Below are some entries; can you quote all of them exactly?

• LISTING:
▶

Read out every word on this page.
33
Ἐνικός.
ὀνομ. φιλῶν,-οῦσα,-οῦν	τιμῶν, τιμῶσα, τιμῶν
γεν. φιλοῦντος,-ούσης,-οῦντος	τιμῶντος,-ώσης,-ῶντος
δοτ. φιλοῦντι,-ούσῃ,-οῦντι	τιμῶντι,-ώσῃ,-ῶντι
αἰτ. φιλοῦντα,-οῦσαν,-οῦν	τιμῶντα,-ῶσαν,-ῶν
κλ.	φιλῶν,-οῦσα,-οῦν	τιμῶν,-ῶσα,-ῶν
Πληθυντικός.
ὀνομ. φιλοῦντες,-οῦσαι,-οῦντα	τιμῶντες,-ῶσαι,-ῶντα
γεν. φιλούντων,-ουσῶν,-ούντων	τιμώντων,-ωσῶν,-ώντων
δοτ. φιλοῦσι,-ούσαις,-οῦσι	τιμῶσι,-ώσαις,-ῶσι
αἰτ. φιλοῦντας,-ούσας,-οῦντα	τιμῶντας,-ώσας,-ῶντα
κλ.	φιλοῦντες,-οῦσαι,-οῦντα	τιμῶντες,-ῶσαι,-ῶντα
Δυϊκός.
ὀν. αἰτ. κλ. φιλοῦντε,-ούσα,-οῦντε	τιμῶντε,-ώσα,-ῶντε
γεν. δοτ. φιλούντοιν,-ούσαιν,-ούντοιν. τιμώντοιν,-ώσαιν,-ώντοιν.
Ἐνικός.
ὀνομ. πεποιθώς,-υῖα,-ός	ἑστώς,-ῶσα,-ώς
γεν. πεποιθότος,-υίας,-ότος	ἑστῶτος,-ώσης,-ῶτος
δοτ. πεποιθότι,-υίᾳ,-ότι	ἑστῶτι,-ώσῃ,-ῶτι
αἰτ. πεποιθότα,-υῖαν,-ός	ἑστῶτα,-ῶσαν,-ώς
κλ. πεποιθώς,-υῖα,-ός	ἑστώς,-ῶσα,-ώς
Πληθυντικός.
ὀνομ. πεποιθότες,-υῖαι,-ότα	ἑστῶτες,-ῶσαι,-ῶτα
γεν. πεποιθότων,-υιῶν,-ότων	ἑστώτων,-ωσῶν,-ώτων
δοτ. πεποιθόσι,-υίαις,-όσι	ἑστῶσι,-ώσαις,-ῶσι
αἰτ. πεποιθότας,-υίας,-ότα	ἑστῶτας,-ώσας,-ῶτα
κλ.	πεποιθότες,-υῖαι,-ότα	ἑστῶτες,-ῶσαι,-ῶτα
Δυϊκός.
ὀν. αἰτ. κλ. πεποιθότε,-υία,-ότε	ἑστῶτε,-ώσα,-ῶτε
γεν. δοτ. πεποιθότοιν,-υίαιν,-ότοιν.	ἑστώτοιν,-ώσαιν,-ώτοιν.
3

◀

• SOLUTION FOR THIS TASK:
Read out every word on this page.
33
Ἐνικός.
ὀνομ. φιλῶν,-οῦσα,-οῦν	τιμῶν, τιμῶσα, τιμῶν
γεν. φιλοῦντος,-ούσης,-οῦντος	τιμῶντος,-ώσης,-ῶντος
δοτ. φιλοῦντι,-ούσῃ,-οῦντι	τιμῶντι,-ώσῃ,-ῶντι
αἰτ. φιλοῦντα,-οῦσαν,-οῦν	τιμῶντα,-ῶσαν,-ῶν
κλ.	φιλῶν,-οῦσα,-οῦν	τιμῶν,-ῶσα,-ῶν
Πληθυντικός.
ὀνομ. φιλοῦντες,-οῦσαι,-οῦντα	τιμῶντες,-ῶσαι,-ῶντα
γεν. φιλούντων,-ουσῶν,-ούντων	τιμώντων,-ωσῶν,-ώντων
δοτ. φιλοῦσι,-ούσαις,-οῦσι	τιμῶσι,-ώσαις,-ῶσι
αἰτ. φιλοῦντας,-ούσας,-οῦντα	τιμῶντας,-ώσας,-ῶντα
κλ.	φιλοῦντες,-οῦσαι,-οῦντα	τιμῶντες,-ῶσαι,-ῶντα
Δυϊκός.
ὀν. αἰτ. κλ. φιλοῦντε,-ούσα,-οῦντε	τιμῶντε,-ώσα,-ῶντε
γεν. δοτ. φιλούντοιν,-ούσαιν,-ούντοιν. τιμώντοιν,-ώσαιν,-ώντοιν.
Ἐνικός.
ὀνομ. πεποιθώς,-υῖα,-ός	ἑστώς,-ῶσα,-ώς
γεν. πεποιθότος,-υίας,-ότος	ἑστῶτος,-ώσης,-ῶτος
δοτ. πεποιθότι,-υίᾳ,-ότι	ἑστῶτι,-ώσῃ,-ῶτι
αἰτ. πεποιθότα,-υῖαν,-ός	ἑστῶτα,-ῶσαν,-ώς
κλ. πεποιθώς,-υῖα,-ός	ἑστώς,-ῶσα,-ώς
Πληθυντικός.
ὀνομ. πεποιθότες,-υῖαι,-ότα	ἑστῶτες,-ῶσαι,-ῶτα
γεν. πεποιθότων,-υιῶν,-ότων	ἑστώτων,-ωσῶν,-ώτων
δοτ. πεποιθόσι,-υίαις,-όσι	ἑστῶσι,-ώσαις,-ῶσι
αἰτ. πεποιθότας,-υίας,-ότα	ἑστῶτας,-ώσας,-ῶτα
κλ.	πεποιθότες,-υῖαι,-ότα	ἑστῶτες,-ῶσαι,-ῶτα
Δυϊκός.
ὀν. αἰτ. κλ. πεποιθότε,-υία,-ότε	ἑστῶτε,-ώσα,-ῶτε
γεν. δοτ. πεποιθότοιν,-υίαιν,-ότοιν.	ἑστώτοιν,-ώσαιν,-ώτοιν.
3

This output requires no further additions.